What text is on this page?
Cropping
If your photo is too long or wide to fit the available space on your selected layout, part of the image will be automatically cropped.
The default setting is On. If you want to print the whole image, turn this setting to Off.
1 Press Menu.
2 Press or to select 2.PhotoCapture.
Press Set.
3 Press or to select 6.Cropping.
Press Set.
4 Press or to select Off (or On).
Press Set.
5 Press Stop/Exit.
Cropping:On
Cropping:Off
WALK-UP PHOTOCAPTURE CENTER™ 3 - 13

#####

**WORK TO DO**
Search the data for "image" and list every line in which it occurs.

**OUTPUT OF THE TASK**
If your photo is too long or wide to fit the available space on your selected layout, part of the image will be automatically cropped.
The default setting is On. If you want to print the whole image, turn this setting to Off.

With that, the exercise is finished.